- _WHAT YOU SHOULD DO_
Restate the entries word for word, omitting nothing.

* start INPUT ROWS *

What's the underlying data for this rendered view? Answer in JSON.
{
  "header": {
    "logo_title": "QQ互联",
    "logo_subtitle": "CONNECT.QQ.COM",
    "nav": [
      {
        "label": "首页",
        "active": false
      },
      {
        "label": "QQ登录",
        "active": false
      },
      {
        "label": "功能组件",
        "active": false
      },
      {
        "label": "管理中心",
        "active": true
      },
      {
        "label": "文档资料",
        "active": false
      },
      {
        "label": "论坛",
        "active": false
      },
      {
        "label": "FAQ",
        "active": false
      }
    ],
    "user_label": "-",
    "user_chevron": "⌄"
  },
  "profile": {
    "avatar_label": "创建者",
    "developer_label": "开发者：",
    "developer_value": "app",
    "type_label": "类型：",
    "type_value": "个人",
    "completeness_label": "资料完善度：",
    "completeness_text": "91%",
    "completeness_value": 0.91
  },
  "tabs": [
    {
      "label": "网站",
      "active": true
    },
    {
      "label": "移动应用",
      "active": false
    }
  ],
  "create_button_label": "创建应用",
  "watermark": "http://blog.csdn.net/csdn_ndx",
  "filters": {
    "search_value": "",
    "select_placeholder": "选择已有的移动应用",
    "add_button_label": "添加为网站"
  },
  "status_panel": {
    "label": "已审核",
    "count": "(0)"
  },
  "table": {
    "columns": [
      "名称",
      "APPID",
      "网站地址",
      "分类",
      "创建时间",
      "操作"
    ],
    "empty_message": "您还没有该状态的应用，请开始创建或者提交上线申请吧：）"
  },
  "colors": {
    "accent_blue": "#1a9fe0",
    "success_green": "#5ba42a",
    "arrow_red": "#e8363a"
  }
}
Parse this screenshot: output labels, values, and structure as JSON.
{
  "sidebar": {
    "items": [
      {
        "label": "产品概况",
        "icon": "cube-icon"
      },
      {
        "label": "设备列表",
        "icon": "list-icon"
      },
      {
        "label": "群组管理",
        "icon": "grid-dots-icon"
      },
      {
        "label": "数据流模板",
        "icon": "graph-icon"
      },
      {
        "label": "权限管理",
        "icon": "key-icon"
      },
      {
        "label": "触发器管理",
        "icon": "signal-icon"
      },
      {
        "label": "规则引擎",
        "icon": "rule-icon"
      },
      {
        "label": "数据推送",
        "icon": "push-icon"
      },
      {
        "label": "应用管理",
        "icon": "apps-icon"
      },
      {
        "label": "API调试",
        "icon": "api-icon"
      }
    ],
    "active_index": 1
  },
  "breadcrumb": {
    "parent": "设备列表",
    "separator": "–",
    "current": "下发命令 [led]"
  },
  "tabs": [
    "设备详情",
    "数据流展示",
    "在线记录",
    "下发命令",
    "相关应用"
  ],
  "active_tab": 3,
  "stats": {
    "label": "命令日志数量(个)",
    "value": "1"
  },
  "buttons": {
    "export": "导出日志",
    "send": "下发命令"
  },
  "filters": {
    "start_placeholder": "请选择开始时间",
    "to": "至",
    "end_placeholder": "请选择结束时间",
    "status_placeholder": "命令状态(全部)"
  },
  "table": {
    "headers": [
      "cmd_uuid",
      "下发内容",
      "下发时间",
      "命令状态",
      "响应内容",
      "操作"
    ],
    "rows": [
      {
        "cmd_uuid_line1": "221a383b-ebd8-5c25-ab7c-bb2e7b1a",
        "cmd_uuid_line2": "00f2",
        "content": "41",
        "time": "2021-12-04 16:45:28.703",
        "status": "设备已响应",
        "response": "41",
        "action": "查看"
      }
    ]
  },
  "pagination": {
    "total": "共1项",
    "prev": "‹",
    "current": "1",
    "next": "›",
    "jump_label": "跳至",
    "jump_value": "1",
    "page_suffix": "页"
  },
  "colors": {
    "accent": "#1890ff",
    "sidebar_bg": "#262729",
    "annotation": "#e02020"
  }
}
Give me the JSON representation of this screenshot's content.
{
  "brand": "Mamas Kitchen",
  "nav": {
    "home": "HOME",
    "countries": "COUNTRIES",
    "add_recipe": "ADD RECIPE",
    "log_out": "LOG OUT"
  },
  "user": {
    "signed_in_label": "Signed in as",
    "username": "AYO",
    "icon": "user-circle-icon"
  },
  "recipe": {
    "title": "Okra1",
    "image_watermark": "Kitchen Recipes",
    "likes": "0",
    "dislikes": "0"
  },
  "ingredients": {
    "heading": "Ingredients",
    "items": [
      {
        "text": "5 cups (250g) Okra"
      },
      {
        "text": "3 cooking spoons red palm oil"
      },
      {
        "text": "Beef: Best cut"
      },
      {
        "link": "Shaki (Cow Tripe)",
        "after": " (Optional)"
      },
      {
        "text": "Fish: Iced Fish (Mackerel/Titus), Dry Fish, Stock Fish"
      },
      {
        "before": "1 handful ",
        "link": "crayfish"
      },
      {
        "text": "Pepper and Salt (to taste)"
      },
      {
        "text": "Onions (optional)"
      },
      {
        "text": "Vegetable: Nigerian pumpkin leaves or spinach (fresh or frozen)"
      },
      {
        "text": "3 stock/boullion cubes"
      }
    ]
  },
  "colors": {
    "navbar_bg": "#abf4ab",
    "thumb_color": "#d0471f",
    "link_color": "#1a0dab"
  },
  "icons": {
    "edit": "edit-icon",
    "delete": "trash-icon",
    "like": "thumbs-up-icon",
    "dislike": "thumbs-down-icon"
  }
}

* end INPUT ROWS *

- _EXPECTED OUTPUT_
What's the underlying data for this rendered view? Answer in JSON.
{
  "header": {
    "logo_title": "QQ互联",
    "logo_subtitle": "CONNECT.QQ.COM",
    "nav": [
      {
        "label": "首页",
        "active": false
      },
      {
        "label": "QQ登录",
        "active": false
      },
      {
        "label": "功能组件",
        "active": false
      },
      {
        "label": "管理中心",
        "active": true
      },
      {
        "label": "文档资料",
        "active": false
      },
      {
        "label": "论坛",
        "active": false
      },
      {
        "label": "FAQ",
        "active": false
      }
    ],
    "user_label": "-",
    "user_chevron": "⌄"
  },
  "profile": {
    "avatar_label": "创建者",
    "developer_label": "开发者：",
    "developer_value": "app",
    "type_label": "类型：",
    "type_value": "个人",
    "completeness_label": "资料完善度：",
    "completeness_text": "91%",
    "completeness_value": 0.91
  },
  "tabs": [
    {
      "label": "网站",
      "active": true
    },
    {
      "label": "移动应用",
      "active": false
    }
  ],
  "create_button_label": "创建应用",
  "watermark": "http://blog.csdn.net/csdn_ndx",
  "filters": {
    "search_value": "",
    "select_placeholder": "选择已有的移动应用",
    "add_button_label": "添加为网站"
  },
  "status_panel": {
    "label": "已审核",
    "count": "(0)"
  },
  "table": {
    "columns": [
      "名称",
      "APPID",
      "网站地址",
      "分类",
      "创建时间",
      "操作"
    ],
    "empty_message": "您还没有该状态的应用，请开始创建或者提交上线申请吧：）"
  },
  "colors": {
    "accent_blue": "#1a9fe0",
    "success_green": "#5ba42a",
    "arrow_red": "#e8363a"
  }
}
Parse this screenshot: output labels, values, and structure as JSON.
{
  "sidebar": {
    "items": [
      {
        "label": "产品概况",
        "icon": "cube-icon"
      },
      {
        "label": "设备列表",
        "icon": "list-icon"
      },
      {
        "label": "群组管理",
        "icon": "grid-dots-icon"
      },
      {
        "label": "数据流模板",
        "icon": "graph-icon"
      },
      {
        "label": "权限管理",
        "icon": "key-icon"
      },
      {
        "label": "触发器管理",
        "icon": "signal-icon"
      },
      {
        "label": "规则引擎",
        "icon": "rule-icon"
      },
      {
        "label": "数据推送",
        "icon": "push-icon"
      },
      {
        "label": "应用管理",
        "icon": "apps-icon"
      },
      {
        "label": "API调试",
        "icon": "api-icon"
      }
    ],
    "active_index": 1
  },
  "breadcrumb": {
    "parent": "设备列表",
    "separator": "–",
    "current": "下发命令 [led]"
  },
  "tabs": [
    "设备详情",
    "数据流展示",
    "在线记录",
    "下发命令",
    "相关应用"
  ],
  "active_tab": 3,
  "stats": {
    "label": "命令日志数量(个)",
    "value": "1"
  },
  "buttons": {
    "export": "导出日志",
    "send": "下发命令"
  },
  "filters": {
    "start_placeholder": "请选择开始时间",
    "to": "至",
    "end_placeholder": "请选择结束时间",
    "status_placeholder": "命令状态(全部)"
  },
  "table": {
    "headers": [
      "cmd_uuid",
      "下发内容",
      "下发时间",
      "命令状态",
      "响应内容",
      "操作"
    ],
    "rows": [
      {
        "cmd_uuid_line1": "221a383b-ebd8-5c25-ab7c-bb2e7b1a",
        "cmd_uuid_line2": "00f2",
        "content": "41",
        "time": "2021-12-04 16:45:28.703",
        "status": "设备已响应",
        "response": "41",
        "action": "查看"
      }
    ]
  },
  "pagination": {
    "total": "共1项",
    "prev": "‹",
    "current": "1",
    "next": "›",
    "jump_label": "跳至",
    "jump_value": "1",
    "page_suffix": "页"
  },
  "colors": {
    "accent": "#1890ff",
    "sidebar_bg": "#262729",
    "annotation": "#e02020"
  }
}
Give me the JSON representation of this screenshot's content.
{
  "brand": "Mamas Kitchen",
  "nav": {
    "home": "HOME",
    "countries": "COUNTRIES",
    "add_recipe": "ADD RECIPE",
    "log_out": "LOG OUT"
  },
  "user": {
    "signed_in_label": "Signed in as",
    "username": "AYO",
    "icon": "user-circle-icon"
  },
  "recipe": {
    "title": "Okra1",
    "image_watermark": "Kitchen Recipes",
    "likes": "0",
    "dislikes": "0"
  },
  "ingredients": {
    "heading": "Ingredients",
    "items": [
      {
        "text": "5 cups (250g) Okra"
      },
      {
        "text": "3 cooking spoons red palm oil"
      },
      {
        "text": "Beef: Best cut"
      },
      {
        "link": "Shaki (Cow Tripe)",
        "after": " (Optional)"
      },
      {
        "text": "Fish: Iced Fish (Mackerel/Titus), Dry Fish, Stock Fish"
      },
      {
        "before": "1 handful ",
        "link": "crayfish"
      },
      {
        "text": "Pepper and Salt (to taste)"
      },
      {
        "text": "Onions (optional)"
      },
      {
        "text": "Vegetable: Nigerian pumpkin leaves or spinach (fresh or frozen)"
      },
      {
        "text": "3 stock/boullion cubes"
      }
    ]
  },
  "colors": {
    "navbar_bg": "#abf4ab",
    "thumb_color": "#d0471f",
    "link_color": "#1a0dab"
  },
  "icons": {
    "edit": "edit-icon",
    "delete": "trash-icon",
    "like": "thumbs-up-icon",
    "dislike": "thumbs-down-icon"
  }
}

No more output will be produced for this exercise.